____ Record extracts

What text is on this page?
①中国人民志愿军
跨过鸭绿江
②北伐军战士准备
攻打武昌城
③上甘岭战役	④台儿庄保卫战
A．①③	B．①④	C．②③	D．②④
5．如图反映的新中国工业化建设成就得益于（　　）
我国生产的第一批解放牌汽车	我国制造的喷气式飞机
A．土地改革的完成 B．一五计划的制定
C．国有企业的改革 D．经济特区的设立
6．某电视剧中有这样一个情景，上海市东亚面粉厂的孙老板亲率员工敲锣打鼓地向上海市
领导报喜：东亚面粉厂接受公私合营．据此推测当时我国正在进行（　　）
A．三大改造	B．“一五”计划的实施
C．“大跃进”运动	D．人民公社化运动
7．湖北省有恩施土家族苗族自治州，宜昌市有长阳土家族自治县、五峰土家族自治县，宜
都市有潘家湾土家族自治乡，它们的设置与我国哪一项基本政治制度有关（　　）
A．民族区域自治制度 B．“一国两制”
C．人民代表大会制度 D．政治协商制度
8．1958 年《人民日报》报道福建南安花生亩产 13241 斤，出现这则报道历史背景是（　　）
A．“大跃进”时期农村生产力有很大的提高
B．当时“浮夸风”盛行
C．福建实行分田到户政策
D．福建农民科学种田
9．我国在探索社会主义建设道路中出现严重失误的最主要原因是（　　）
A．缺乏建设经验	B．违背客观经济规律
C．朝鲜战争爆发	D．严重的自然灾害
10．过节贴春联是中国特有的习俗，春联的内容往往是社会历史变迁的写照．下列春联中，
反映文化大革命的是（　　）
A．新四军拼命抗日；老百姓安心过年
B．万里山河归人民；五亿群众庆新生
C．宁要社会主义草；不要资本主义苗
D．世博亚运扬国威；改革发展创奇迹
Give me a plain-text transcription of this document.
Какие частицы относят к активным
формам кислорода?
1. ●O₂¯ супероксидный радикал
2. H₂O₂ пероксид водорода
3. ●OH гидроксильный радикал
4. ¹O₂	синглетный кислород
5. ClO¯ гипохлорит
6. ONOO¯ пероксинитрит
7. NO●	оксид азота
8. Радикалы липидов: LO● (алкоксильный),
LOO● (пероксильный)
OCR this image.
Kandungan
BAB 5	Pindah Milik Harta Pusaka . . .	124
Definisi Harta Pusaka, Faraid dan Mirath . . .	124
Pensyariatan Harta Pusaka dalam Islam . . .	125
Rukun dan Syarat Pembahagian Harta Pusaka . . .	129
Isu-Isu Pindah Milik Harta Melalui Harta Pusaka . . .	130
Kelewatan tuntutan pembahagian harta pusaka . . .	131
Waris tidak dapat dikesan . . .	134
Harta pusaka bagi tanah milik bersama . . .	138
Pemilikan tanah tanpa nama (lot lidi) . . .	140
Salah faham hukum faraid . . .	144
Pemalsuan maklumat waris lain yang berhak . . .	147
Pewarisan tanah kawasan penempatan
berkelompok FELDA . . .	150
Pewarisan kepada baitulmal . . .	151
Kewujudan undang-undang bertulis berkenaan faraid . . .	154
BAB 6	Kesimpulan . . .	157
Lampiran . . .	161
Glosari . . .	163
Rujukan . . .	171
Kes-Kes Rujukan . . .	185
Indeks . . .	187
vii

________

Produce an exact copy of every entry above.

What text is on this page?
①中国人民志愿军
跨过鸭绿江
②北伐军战士准备
攻打武昌城
③上甘岭战役	④台儿庄保卫战
A．①③	B．①④	C．②③	D．②④
5．如图反映的新中国工业化建设成就得益于（　　）
我国生产的第一批解放牌汽车	我国制造的喷气式飞机
A．土地改革的完成 B．一五计划的制定
C．国有企业的改革 D．经济特区的设立
6．某电视剧中有这样一个情景，上海市东亚面粉厂的孙老板亲率员工敲锣打鼓地向上海市
领导报喜：东亚面粉厂接受公私合营．据此推测当时我国正在进行（　　）
A．三大改造	B．“一五”计划的实施
C．“大跃进”运动	D．人民公社化运动
7．湖北省有恩施土家族苗族自治州，宜昌市有长阳土家族自治县、五峰土家族自治县，宜
都市有潘家湾土家族自治乡，它们的设置与我国哪一项基本政治制度有关（　　）
A．民族区域自治制度 B．“一国两制”
C．人民代表大会制度 D．政治协商制度
8．1958 年《人民日报》报道福建南安花生亩产 13241 斤，出现这则报道历史背景是（　　）
A．“大跃进”时期农村生产力有很大的提高
B．当时“浮夸风”盛行
C．福建实行分田到户政策
D．福建农民科学种田
9．我国在探索社会主义建设道路中出现严重失误的最主要原因是（　　）
A．缺乏建设经验	B．违背客观经济规律
C．朝鲜战争爆发	D．严重的自然灾害
10．过节贴春联是中国特有的习俗，春联的内容往往是社会历史变迁的写照．下列春联中，
反映文化大革命的是（　　）
A．新四军拼命抗日；老百姓安心过年
B．万里山河归人民；五亿群众庆新生
C．宁要社会主义草；不要资本主义苗
D．世博亚运扬国威；改革发展创奇迹
Give me a plain-text transcription of this document.
Какие частицы относят к активным
формам кислорода?
1. ●O₂¯ супероксидный радикал
2. H₂O₂ пероксид водорода
3. ●OH гидроксильный радикал
4. ¹O₂	синглетный кислород
5. ClO¯ гипохлорит
6. ONOO¯ пероксинитрит
7. NO●	оксид азота
8. Радикалы липидов: LO● (алкоксильный),
LOO● (пероксильный)
OCR this image.
Kandungan
BAB 5	Pindah Milik Harta Pusaka . . .	124
Definisi Harta Pusaka, Faraid dan Mirath . . .	124
Pensyariatan Harta Pusaka dalam Islam . . .	125
Rukun dan Syarat Pembahagian Harta Pusaka . . .	129
Isu-Isu Pindah Milik Harta Melalui Harta Pusaka . . .	130
Kelewatan tuntutan pembahagian harta pusaka . . .	131
Waris tidak dapat dikesan . . .	134
Harta pusaka bagi tanah milik bersama . . .	138
Pemilikan tanah tanpa nama (lot lidi) . . .	140
Salah faham hukum faraid . . .	144
Pemalsuan maklumat waris lain yang berhak . . .	147
Pewarisan tanah kawasan penempatan
berkelompok FELDA . . .	150
Pewarisan kepada baitulmal . . .	151
Kewujudan undang-undang bertulis berkenaan faraid . . .	154
BAB 6	Kesimpulan . . .	157
Lampiran . . .	161
Glosari . . .	163
Rujukan . . .	171
Kes-Kes Rujukan . . .	185
Indeks . . .	187
vii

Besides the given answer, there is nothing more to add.